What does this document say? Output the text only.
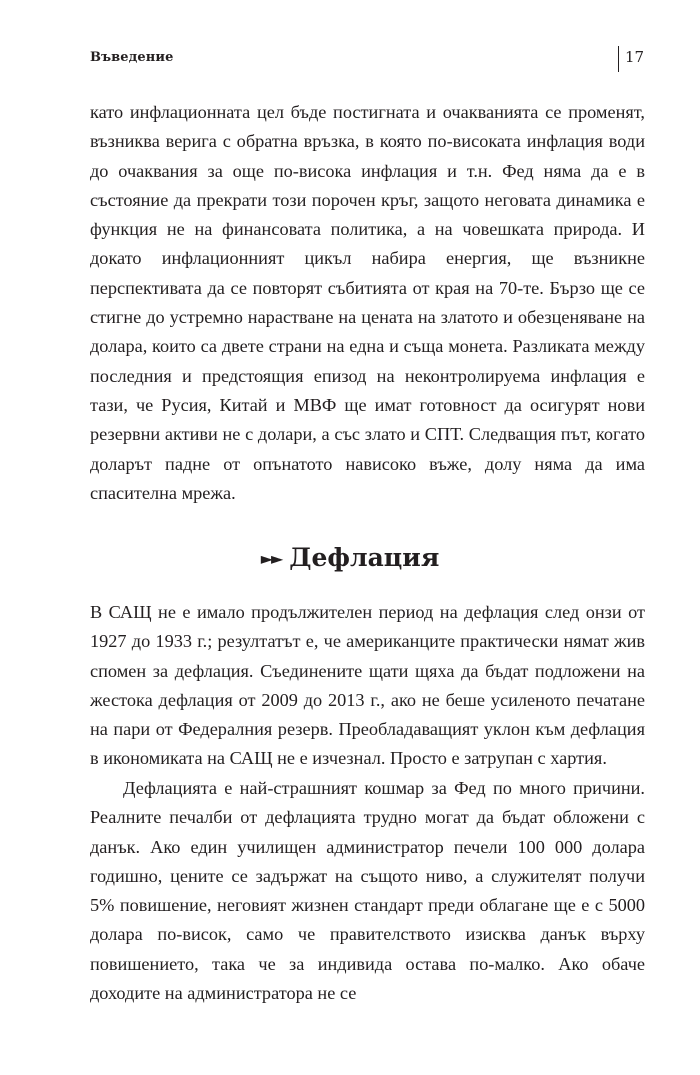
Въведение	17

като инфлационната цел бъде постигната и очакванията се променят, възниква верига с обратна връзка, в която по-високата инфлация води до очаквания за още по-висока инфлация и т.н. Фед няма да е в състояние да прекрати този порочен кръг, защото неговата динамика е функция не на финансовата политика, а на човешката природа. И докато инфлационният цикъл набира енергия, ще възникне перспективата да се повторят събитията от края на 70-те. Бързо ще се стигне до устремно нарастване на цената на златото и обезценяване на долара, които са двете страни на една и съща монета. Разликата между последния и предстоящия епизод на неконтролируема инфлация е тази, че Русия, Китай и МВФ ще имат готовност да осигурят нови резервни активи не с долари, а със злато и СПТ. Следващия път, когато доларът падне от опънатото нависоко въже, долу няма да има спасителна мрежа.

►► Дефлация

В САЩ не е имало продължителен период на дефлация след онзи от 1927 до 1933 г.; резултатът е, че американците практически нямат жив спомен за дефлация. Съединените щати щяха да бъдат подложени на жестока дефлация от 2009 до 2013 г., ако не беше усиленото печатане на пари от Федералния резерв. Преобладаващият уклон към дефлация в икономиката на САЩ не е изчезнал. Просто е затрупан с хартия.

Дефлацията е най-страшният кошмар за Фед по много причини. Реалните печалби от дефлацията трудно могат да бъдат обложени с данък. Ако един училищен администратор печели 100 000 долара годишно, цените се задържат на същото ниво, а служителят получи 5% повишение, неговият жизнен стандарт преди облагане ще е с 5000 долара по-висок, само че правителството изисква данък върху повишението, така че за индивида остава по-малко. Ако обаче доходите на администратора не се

■ ■ ■ ■ ■

■ What is needed ■
Reproduce every entry word for word, but skip any pictures.

■ Correct output ■
What does this document say? Output the text only.
Въведение	17

като инфлационната цел бъде постигната и очакванията се променят, възниква верига с обратна връзка, в която по-високата инфлация води до очаквания за още по-висока инфлация и т.н. Фед няма да е в състояние да прекрати този порочен кръг, защото неговата динамика е функция не на финансовата политика, а на човешката природа. И докато инфлационният цикъл набира енергия, ще възникне перспективата да се повторят събитията от края на 70-те. Бързо ще се стигне до устремно нарастване на цената на златото и обезценяване на долара, които са двете страни на една и съща монета. Разликата между последния и предстоящия епизод на неконтролируема инфлация е тази, че Русия, Китай и МВФ ще имат готовност да осигурят нови резервни активи не с долари, а със злато и СПТ. Следващия път, когато доларът падне от опънатото нависоко въже, долу няма да има спасителна мрежа.

►► Дефлация

В САЩ не е имало продължителен период на дефлация след онзи от 1927 до 1933 г.; резултатът е, че американците практически нямат жив спомен за дефлация. Съединените щати щяха да бъдат подложени на жестока дефлация от 2009 до 2013 г., ако не беше усиленото печатане на пари от Федералния резерв. Преобладаващият уклон към дефлация в икономиката на САЩ не е изчезнал. Просто е затрупан с хартия.

Дефлацията е най-страшният кошмар за Фед по много причини. Реалните печалби от дефлацията трудно могат да бъдат обложени с данък. Ако един училищен администратор печели 100 000 долара годишно, цените се задържат на същото ниво, а служителят получи 5% повишение, неговият жизнен стандарт преди облагане ще е с 5000 долара по-висок, само че правителството изисква данък върху повишението, така че за индивида остава по-малко. Ако обаче доходите на администратора не се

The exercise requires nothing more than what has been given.